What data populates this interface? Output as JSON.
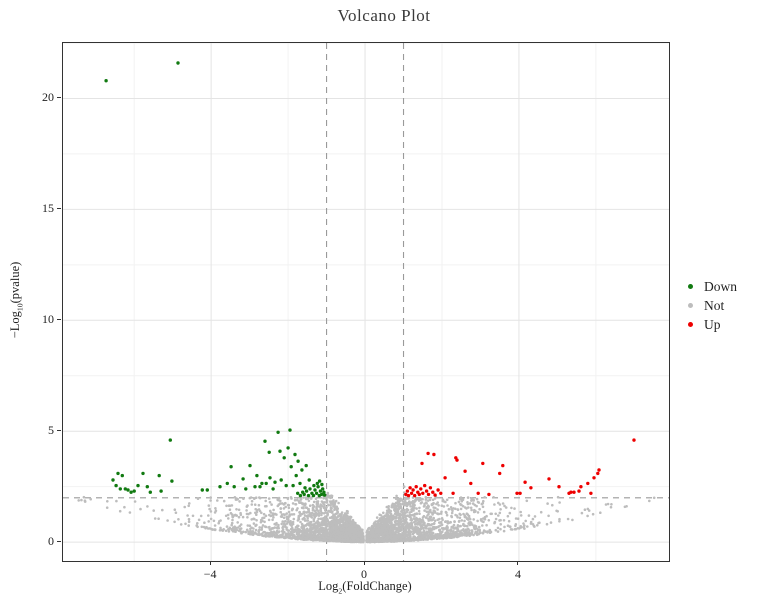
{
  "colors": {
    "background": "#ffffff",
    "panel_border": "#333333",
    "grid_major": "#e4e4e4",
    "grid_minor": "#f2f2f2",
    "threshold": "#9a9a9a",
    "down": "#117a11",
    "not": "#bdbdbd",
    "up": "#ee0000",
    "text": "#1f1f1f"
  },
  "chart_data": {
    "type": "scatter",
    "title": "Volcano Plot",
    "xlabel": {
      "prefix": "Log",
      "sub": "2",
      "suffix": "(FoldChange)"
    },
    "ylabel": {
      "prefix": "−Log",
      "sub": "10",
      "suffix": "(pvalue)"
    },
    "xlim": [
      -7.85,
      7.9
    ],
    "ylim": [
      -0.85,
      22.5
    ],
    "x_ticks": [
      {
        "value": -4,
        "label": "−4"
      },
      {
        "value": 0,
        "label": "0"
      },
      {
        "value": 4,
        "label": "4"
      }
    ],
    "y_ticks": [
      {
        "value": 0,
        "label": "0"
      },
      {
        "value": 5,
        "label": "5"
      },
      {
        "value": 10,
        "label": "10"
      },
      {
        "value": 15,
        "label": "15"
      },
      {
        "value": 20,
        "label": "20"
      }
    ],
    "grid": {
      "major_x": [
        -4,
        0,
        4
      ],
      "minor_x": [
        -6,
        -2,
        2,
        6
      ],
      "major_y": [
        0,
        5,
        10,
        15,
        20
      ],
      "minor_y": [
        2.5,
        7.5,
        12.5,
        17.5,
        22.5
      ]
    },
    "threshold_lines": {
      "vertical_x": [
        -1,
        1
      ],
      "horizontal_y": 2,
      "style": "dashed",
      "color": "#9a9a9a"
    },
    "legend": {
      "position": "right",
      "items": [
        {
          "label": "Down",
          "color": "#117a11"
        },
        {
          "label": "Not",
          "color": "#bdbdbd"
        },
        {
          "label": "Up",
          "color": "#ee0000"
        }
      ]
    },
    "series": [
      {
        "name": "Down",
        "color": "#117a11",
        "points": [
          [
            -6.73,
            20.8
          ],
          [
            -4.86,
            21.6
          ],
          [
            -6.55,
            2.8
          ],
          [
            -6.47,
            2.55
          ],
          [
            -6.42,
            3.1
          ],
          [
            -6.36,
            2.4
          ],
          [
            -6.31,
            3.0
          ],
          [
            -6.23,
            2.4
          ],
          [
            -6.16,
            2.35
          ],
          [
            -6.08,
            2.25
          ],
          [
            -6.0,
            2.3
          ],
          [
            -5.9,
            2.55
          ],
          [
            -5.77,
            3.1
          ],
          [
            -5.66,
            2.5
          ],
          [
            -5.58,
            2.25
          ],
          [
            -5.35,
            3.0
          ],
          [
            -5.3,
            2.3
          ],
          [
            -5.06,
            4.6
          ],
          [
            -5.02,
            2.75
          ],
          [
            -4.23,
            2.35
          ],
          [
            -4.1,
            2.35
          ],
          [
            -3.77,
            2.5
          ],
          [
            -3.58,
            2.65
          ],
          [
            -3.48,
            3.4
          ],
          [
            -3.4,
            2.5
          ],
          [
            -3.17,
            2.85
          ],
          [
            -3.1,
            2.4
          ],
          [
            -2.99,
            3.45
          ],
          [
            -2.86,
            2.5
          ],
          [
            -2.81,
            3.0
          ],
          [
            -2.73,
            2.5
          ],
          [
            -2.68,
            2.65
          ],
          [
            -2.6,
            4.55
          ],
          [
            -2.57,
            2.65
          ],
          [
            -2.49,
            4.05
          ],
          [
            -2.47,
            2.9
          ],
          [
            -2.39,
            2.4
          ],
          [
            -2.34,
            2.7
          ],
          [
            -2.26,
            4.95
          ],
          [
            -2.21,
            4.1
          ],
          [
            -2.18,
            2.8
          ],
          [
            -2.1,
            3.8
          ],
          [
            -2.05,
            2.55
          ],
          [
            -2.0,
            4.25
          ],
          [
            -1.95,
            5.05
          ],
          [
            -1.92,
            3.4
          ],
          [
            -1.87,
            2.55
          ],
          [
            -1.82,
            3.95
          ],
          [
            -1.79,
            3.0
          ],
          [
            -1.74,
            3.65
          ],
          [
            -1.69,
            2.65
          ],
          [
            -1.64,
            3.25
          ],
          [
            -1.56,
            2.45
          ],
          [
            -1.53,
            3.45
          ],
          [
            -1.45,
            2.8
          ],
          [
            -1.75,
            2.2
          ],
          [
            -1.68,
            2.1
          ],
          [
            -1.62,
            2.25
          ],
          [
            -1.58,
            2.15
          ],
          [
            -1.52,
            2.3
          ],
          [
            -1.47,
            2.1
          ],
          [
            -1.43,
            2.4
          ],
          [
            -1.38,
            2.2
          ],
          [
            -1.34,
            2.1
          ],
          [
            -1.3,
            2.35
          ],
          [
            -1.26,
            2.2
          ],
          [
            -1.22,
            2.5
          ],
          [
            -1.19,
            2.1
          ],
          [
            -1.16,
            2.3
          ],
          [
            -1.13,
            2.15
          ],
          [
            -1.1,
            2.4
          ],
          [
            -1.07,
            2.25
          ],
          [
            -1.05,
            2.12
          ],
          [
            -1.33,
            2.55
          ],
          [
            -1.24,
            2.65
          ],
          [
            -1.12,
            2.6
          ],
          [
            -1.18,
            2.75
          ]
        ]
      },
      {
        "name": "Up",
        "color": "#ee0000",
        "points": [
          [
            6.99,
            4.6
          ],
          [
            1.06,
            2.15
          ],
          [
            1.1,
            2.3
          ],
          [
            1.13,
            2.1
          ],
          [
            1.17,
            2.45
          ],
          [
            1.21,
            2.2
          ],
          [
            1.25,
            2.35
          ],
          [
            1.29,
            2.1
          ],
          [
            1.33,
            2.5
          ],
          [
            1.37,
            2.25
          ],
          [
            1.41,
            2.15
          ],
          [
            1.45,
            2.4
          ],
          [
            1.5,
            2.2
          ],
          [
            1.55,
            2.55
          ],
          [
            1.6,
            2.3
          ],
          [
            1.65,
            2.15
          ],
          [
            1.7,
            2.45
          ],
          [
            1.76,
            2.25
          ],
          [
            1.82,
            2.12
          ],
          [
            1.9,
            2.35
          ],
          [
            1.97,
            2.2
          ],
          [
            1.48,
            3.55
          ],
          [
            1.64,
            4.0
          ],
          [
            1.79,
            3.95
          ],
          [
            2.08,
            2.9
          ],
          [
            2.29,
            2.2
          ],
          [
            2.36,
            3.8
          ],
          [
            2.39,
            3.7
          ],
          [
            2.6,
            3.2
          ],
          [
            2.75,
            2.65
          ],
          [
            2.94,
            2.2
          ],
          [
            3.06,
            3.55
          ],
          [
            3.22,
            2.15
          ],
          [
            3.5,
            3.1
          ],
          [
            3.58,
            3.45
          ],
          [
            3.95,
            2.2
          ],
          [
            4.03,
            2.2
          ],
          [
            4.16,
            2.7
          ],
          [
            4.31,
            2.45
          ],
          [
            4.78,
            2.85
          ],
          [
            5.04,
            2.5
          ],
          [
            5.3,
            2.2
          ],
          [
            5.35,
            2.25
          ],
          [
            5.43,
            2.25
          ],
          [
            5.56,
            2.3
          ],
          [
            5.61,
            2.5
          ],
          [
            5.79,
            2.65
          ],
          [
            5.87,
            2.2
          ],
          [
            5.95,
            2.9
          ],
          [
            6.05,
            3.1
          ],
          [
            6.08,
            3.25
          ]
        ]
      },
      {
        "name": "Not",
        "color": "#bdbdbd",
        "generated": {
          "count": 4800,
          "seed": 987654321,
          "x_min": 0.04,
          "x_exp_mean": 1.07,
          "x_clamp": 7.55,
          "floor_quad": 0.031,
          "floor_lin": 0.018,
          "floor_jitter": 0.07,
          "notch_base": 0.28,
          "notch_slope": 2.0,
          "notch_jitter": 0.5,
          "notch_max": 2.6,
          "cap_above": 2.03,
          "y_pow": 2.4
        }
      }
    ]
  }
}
******
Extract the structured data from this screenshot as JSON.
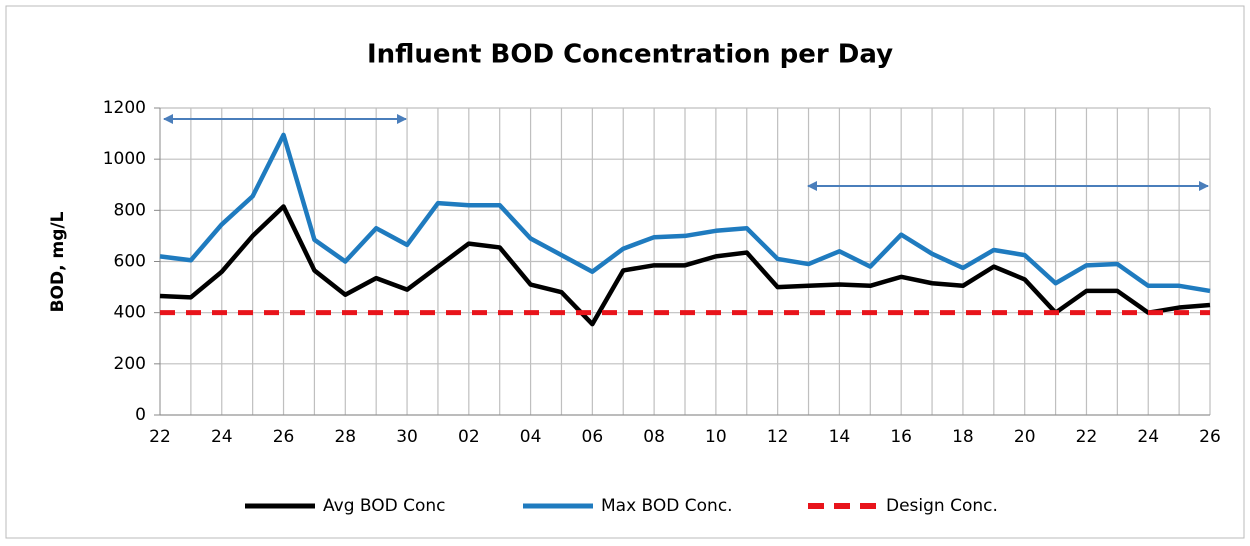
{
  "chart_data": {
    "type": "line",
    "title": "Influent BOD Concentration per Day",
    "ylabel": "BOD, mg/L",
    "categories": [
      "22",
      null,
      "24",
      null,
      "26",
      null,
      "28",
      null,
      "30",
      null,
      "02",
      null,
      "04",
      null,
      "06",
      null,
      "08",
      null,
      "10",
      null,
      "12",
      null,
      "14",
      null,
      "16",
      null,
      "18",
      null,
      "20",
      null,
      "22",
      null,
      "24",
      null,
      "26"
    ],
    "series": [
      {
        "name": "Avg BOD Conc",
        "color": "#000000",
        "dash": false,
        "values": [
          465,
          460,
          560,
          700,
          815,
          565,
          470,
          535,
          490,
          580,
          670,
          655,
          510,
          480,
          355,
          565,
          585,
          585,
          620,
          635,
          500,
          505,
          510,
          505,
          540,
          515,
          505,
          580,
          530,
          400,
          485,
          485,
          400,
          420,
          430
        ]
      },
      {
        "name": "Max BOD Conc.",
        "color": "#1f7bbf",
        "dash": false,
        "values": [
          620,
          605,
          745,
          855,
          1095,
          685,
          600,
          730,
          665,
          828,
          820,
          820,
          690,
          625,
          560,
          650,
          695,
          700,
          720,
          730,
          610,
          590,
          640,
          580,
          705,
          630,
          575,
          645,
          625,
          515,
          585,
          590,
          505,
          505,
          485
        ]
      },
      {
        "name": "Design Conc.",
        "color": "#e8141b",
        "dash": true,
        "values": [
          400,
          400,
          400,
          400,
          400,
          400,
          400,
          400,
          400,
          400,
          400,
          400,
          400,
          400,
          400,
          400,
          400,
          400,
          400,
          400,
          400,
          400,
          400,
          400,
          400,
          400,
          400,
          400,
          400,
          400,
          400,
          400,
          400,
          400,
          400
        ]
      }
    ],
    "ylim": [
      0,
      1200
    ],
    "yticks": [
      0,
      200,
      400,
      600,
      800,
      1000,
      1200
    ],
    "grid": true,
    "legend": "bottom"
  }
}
******
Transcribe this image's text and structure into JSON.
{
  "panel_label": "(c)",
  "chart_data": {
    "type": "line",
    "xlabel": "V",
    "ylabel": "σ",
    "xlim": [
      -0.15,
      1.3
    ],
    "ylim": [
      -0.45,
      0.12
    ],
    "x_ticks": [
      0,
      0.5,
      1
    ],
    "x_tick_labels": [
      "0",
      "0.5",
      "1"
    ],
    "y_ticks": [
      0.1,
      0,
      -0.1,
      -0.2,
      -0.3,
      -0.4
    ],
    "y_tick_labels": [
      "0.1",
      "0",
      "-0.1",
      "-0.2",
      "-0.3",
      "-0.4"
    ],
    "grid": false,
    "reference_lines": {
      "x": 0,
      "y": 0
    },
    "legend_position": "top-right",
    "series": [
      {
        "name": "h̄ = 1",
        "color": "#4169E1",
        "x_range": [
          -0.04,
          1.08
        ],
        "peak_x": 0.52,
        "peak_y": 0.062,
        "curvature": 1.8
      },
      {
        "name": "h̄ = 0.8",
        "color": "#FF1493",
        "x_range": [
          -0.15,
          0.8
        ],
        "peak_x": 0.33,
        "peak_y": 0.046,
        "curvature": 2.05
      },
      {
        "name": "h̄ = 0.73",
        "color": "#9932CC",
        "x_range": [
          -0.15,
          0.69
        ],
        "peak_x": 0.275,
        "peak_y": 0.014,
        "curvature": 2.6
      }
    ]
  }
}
******
#### [What you have to do]
Go through the material and copy out every line with "title" in it.

#### [Answer to the exercise]
    "title": "Volcano Plot",
    "title": "Influent BOD Concentration per Day",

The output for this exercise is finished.